**WORK TO COMPLETE**
Locate the word "this" in the entries below, then gather every line that holds it.
------------
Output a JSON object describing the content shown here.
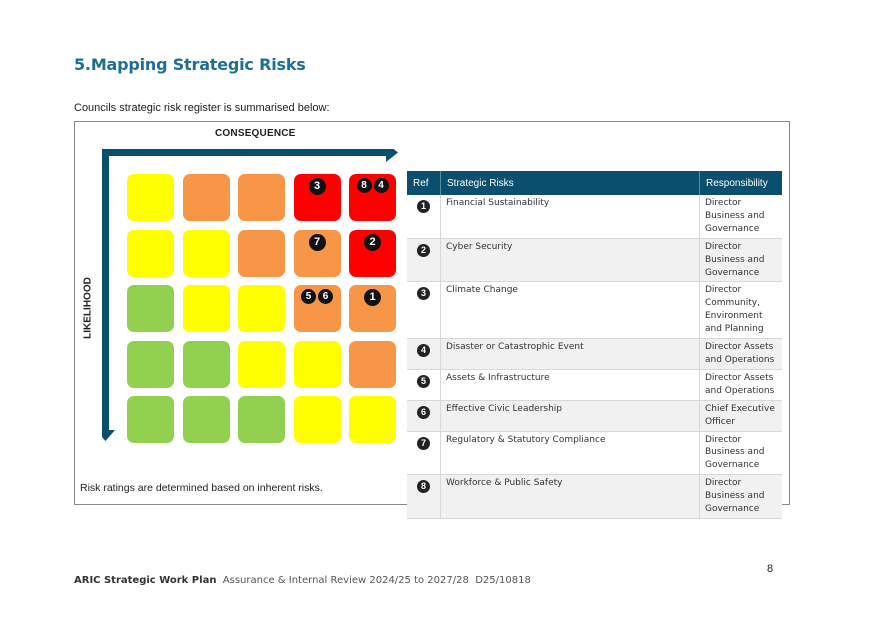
{
  "heading": {
    "number": "5.",
    "title": "Mapping Strategic Risks"
  },
  "intro": "Councils strategic risk register is summarised below:",
  "matrix": {
    "consequence_label": "CONSEQUENCE",
    "likelihood_label": "LIKELIHOOD",
    "colors": {
      "green": "#92d050",
      "yellow": "#ffff00",
      "orange": "#f79646",
      "red": "#ff0000"
    },
    "rows": [
      {
        "cells": [
          {
            "color": "yellow",
            "marks": []
          },
          {
            "color": "orange",
            "marks": []
          },
          {
            "color": "orange",
            "marks": []
          },
          {
            "color": "red",
            "marks": [
              "3"
            ]
          },
          {
            "color": "red",
            "marks": [
              "8",
              "4"
            ]
          }
        ]
      },
      {
        "cells": [
          {
            "color": "yellow",
            "marks": []
          },
          {
            "color": "yellow",
            "marks": []
          },
          {
            "color": "orange",
            "marks": []
          },
          {
            "color": "orange",
            "marks": [
              "7"
            ]
          },
          {
            "color": "red",
            "marks": [
              "2"
            ]
          }
        ]
      },
      {
        "cells": [
          {
            "color": "green",
            "marks": []
          },
          {
            "color": "yellow",
            "marks": []
          },
          {
            "color": "yellow",
            "marks": []
          },
          {
            "color": "orange",
            "marks": [
              "5",
              "6"
            ]
          },
          {
            "color": "orange",
            "marks": [
              "1"
            ]
          }
        ]
      },
      {
        "cells": [
          {
            "color": "green",
            "marks": []
          },
          {
            "color": "green",
            "marks": []
          },
          {
            "color": "yellow",
            "marks": []
          },
          {
            "color": "yellow",
            "marks": []
          },
          {
            "color": "orange",
            "marks": []
          }
        ]
      },
      {
        "cells": [
          {
            "color": "green",
            "marks": []
          },
          {
            "color": "green",
            "marks": []
          },
          {
            "color": "green",
            "marks": []
          },
          {
            "color": "yellow",
            "marks": []
          },
          {
            "color": "yellow",
            "marks": []
          }
        ]
      }
    ]
  },
  "table": {
    "headers": {
      "ref": "Ref",
      "risk": "Strategic Risks",
      "responsibility": "Responsibility"
    },
    "rows": [
      {
        "ref": "1",
        "risk": "Financial Sustainability",
        "responsibility": "Director Business and Governance"
      },
      {
        "ref": "2",
        "risk": "Cyber Security",
        "responsibility": "Director Business and Governance"
      },
      {
        "ref": "3",
        "risk": "Climate Change",
        "responsibility": "Director Community, Environment and Planning"
      },
      {
        "ref": "4",
        "risk": "Disaster or Catastrophic Event",
        "responsibility": "Director Assets and Operations"
      },
      {
        "ref": "5",
        "risk": "Assets & Infrastructure",
        "responsibility": "Director Assets and Operations"
      },
      {
        "ref": "6",
        "risk": "Effective Civic Leadership",
        "responsibility": "Chief Executive Officer"
      },
      {
        "ref": "7",
        "risk": "Regulatory & Statutory Compliance",
        "responsibility": "Director Business and Governance"
      },
      {
        "ref": "8",
        "risk": "Workforce & Public Safety",
        "responsibility": "Director Business and Governance"
      }
    ]
  },
  "note": "Risk ratings are determined based on inherent risks.",
  "page_number": "8",
  "footer": {
    "doc_title": "ARIC Strategic Work Plan",
    "subtitle": "Assurance & Internal Review 2024/25 to 2027/28",
    "ref": "D25/10818"
  }
}
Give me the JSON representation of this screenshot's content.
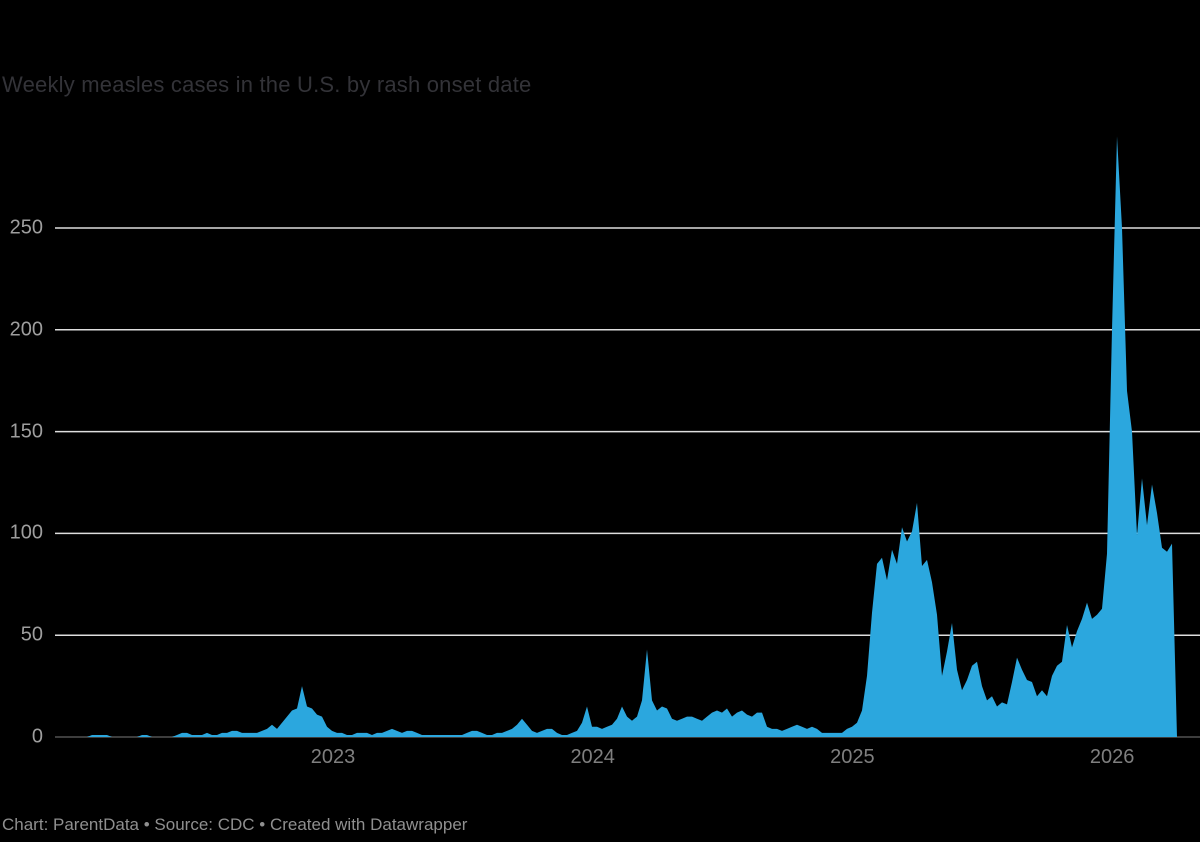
{
  "header": {
    "title": "Weekly measles cases in the U.S. by rash onset date"
  },
  "footer": {
    "attribution": "Chart: ParentData • Source: CDC • Created with Datawrapper"
  },
  "colors": {
    "background": "#000000",
    "area": "#2BA7DE",
    "gridline": "#dedede",
    "zero_baseline": "#3d3d3d",
    "title_text": "#333338",
    "y_tick_text": "#9e9e9e",
    "x_tick_text": "#7f7f7f",
    "footer_text": "#8f8f8f"
  },
  "chart_data": {
    "type": "area",
    "title": "Weekly measles cases in the U.S. by rash onset date",
    "xlabel": "",
    "ylabel": "",
    "x_unit": "week of rash onset",
    "x_start": "2021-12-12",
    "x_step_days": 7,
    "x_end": "2026-03-29",
    "x_ticks": [
      "2023",
      "2024",
      "2025",
      "2026"
    ],
    "y_ticks": [
      0,
      50,
      100,
      150,
      200,
      250
    ],
    "ylim": [
      0,
      300
    ],
    "grid": "horizontal",
    "legend": "none",
    "series_name": "Weekly measles cases",
    "values": [
      0,
      0,
      0,
      0,
      0,
      0,
      0,
      1,
      1,
      1,
      1,
      0,
      0,
      0,
      0,
      0,
      0,
      1,
      1,
      0,
      0,
      0,
      0,
      0,
      1,
      2,
      2,
      1,
      1,
      1,
      2,
      1,
      1,
      2,
      2,
      3,
      3,
      2,
      2,
      2,
      2,
      3,
      4,
      6,
      4,
      7,
      10,
      13,
      14,
      25,
      15,
      14,
      11,
      10,
      5,
      3,
      2,
      2,
      1,
      1,
      2,
      2,
      2,
      1,
      2,
      2,
      3,
      4,
      3,
      2,
      3,
      3,
      2,
      1,
      1,
      1,
      1,
      1,
      1,
      1,
      1,
      1,
      2,
      3,
      3,
      2,
      1,
      1,
      2,
      2,
      3,
      4,
      6,
      9,
      6,
      3,
      2,
      3,
      4,
      4,
      2,
      1,
      1,
      2,
      3,
      7,
      15,
      5,
      5,
      4,
      5,
      6,
      9,
      15,
      10,
      8,
      10,
      18,
      43,
      18,
      13,
      15,
      14,
      9,
      8,
      9,
      10,
      10,
      9,
      8,
      10,
      12,
      13,
      12,
      14,
      10,
      12,
      13,
      11,
      10,
      12,
      12,
      5,
      4,
      4,
      3,
      4,
      5,
      6,
      5,
      4,
      5,
      4,
      2,
      2,
      2,
      2,
      2,
      4,
      5,
      7,
      13,
      30,
      61,
      85,
      88,
      77,
      92,
      85,
      103,
      96,
      101,
      115,
      84,
      87,
      76,
      60,
      30,
      42,
      56,
      33,
      23,
      28,
      35,
      37,
      25,
      18,
      20,
      15,
      17,
      16,
      27,
      39,
      33,
      28,
      27,
      20,
      23,
      20,
      30,
      35,
      37,
      55,
      44,
      52,
      58,
      66,
      58,
      60,
      63,
      90,
      200,
      295,
      250,
      170,
      150,
      99,
      127,
      104,
      124,
      110,
      93,
      91,
      95,
      0
    ]
  }
}
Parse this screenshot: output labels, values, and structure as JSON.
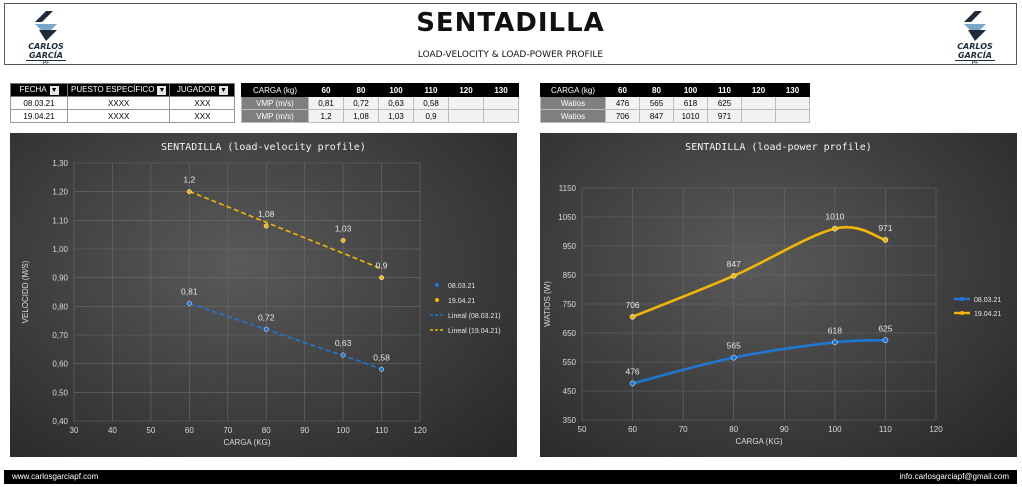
{
  "header": {
    "title": "SENTADILLA",
    "subtitle": "LOAD-VELOCITY & LOAD-POWER PROFILE",
    "logo_text": "CARLOS GARCÍA",
    "logo_sub": "PF"
  },
  "info_table": {
    "headers": [
      "FECHA",
      "PUESTO ESPECÍFICO",
      "JUGADOR"
    ],
    "rows": [
      [
        "08.03.21",
        "XXXX",
        "XXX"
      ],
      [
        "19.04.21",
        "XXXX",
        "XXX"
      ]
    ]
  },
  "velocity_table": {
    "header_label": "CARGA (kg)",
    "loads": [
      "60",
      "80",
      "100",
      "110",
      "120",
      "130"
    ],
    "rows": [
      {
        "label": "VMP (m/s)",
        "values": [
          "0,81",
          "0,72",
          "0,63",
          "0,58",
          "",
          ""
        ]
      },
      {
        "label": "VMP (m/s)",
        "values": [
          "1,2",
          "1,08",
          "1,03",
          "0,9",
          "",
          ""
        ]
      }
    ]
  },
  "power_table": {
    "header_label": "CARGA (kg)",
    "loads": [
      "60",
      "80",
      "100",
      "110",
      "120",
      "130"
    ],
    "rows": [
      {
        "label": "Watios",
        "values": [
          "476",
          "565",
          "618",
          "625",
          "",
          ""
        ]
      },
      {
        "label": "Watios",
        "values": [
          "706",
          "847",
          "1010",
          "971",
          "",
          ""
        ]
      }
    ]
  },
  "chart_data": [
    {
      "type": "scatter",
      "title": "SENTADILLA (load-velocity profile)",
      "xlabel": "CARGA (KG)",
      "ylabel": "VELOCIDD (M/S)",
      "xlim": [
        30,
        120
      ],
      "ylim": [
        0.4,
        1.3
      ],
      "xticks": [
        "30",
        "40",
        "50",
        "60",
        "70",
        "80",
        "90",
        "100",
        "110",
        "120"
      ],
      "yticks": [
        "0,40",
        "0,50",
        "0,60",
        "0,70",
        "0,80",
        "0,90",
        "1,00",
        "1,10",
        "1,20",
        "1,30"
      ],
      "grid": true,
      "legend_position": "right",
      "series": [
        {
          "name": "08.03.21",
          "color": "#1f77d4",
          "x": [
            60,
            80,
            100,
            110
          ],
          "y": [
            0.81,
            0.72,
            0.63,
            0.58
          ],
          "labels": [
            "0,81",
            "0,72",
            "0,63",
            "0,58"
          ]
        },
        {
          "name": "19.04.21",
          "color": "#f2b705",
          "x": [
            60,
            80,
            100,
            110
          ],
          "y": [
            1.2,
            1.08,
            1.03,
            0.9
          ],
          "labels": [
            "1,2",
            "1,08",
            "1,03",
            "0,9"
          ]
        }
      ],
      "trendlines": [
        {
          "name": "Lineal  (08.03.21)",
          "color": "#1f77d4"
        },
        {
          "name": "Lineal  (19.04.21)",
          "color": "#f2b705"
        }
      ]
    },
    {
      "type": "line",
      "title": "SENTADILLA (load-power profile)",
      "xlabel": "CARGA (KG)",
      "ylabel": "WATIOS (W)",
      "xlim": [
        50,
        120
      ],
      "ylim": [
        350,
        1150
      ],
      "xticks": [
        "50",
        "60",
        "70",
        "80",
        "90",
        "100",
        "110",
        "120"
      ],
      "yticks": [
        "350",
        "450",
        "550",
        "650",
        "750",
        "850",
        "950",
        "1050",
        "1150"
      ],
      "grid": true,
      "legend_position": "right",
      "series": [
        {
          "name": "08.03.21",
          "color": "#1f77d4",
          "x": [
            60,
            80,
            100,
            110
          ],
          "y": [
            476,
            565,
            618,
            625
          ],
          "labels": [
            "476",
            "565",
            "618",
            "625"
          ]
        },
        {
          "name": "19.04.21",
          "color": "#f2b705",
          "x": [
            60,
            80,
            100,
            110
          ],
          "y": [
            706,
            847,
            1010,
            971
          ],
          "labels": [
            "706",
            "847",
            "1010",
            "971"
          ]
        }
      ]
    }
  ],
  "footer": {
    "left": "www.carlosgarciapf.com",
    "right": "info.carlosgarciapf@gmail.com"
  }
}
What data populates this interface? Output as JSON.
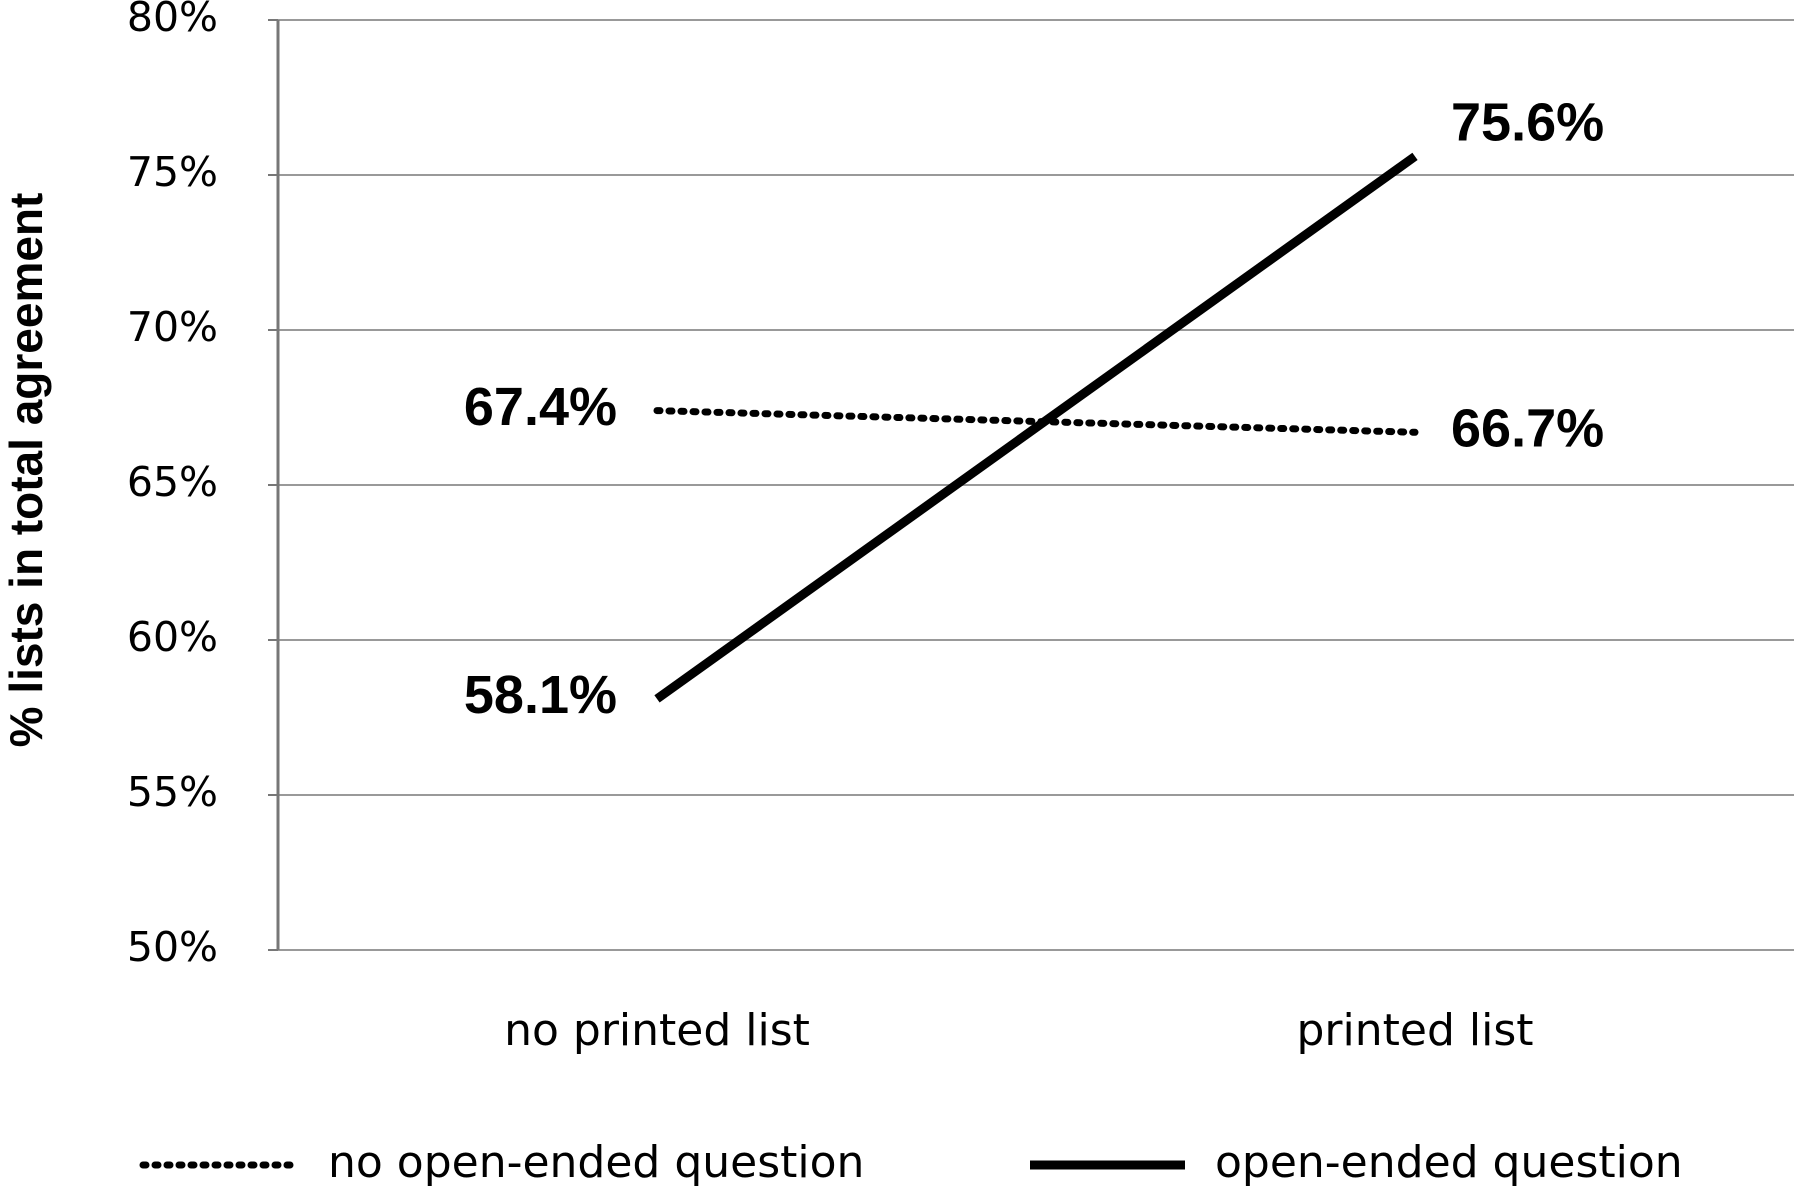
{
  "chart_data": {
    "type": "line",
    "categories": [
      "no printed list",
      "printed list"
    ],
    "y_label": "% lists in total agreement",
    "series": [
      {
        "name": "no open-ended question",
        "color": "#000000",
        "line_style": "dotted",
        "values": [
          67.4,
          66.7
        ],
        "value_labels": [
          "67.4%",
          "66.7%"
        ]
      },
      {
        "name": "open-ended question",
        "color": "#000000",
        "line_style": "solid",
        "values": [
          58.1,
          75.6
        ],
        "value_labels": [
          "58.1%",
          "75.6%"
        ]
      }
    ],
    "ylim": [
      50,
      80
    ],
    "yticks": [
      {
        "value": 50,
        "label": "50%"
      },
      {
        "value": 55,
        "label": "55%"
      },
      {
        "value": 60,
        "label": "60%"
      },
      {
        "value": 65,
        "label": "65%"
      },
      {
        "value": 70,
        "label": "70%"
      },
      {
        "value": 75,
        "label": "75%"
      },
      {
        "value": 80,
        "label": "80%"
      }
    ],
    "grid": true,
    "legend": "bottom"
  }
}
------------
**ANSWER**
Give me the JSON representation of this screenshot's content.
Parse this screenshot: output labels, values, and structure as JSON.
What data populates this interface? Output as JSON.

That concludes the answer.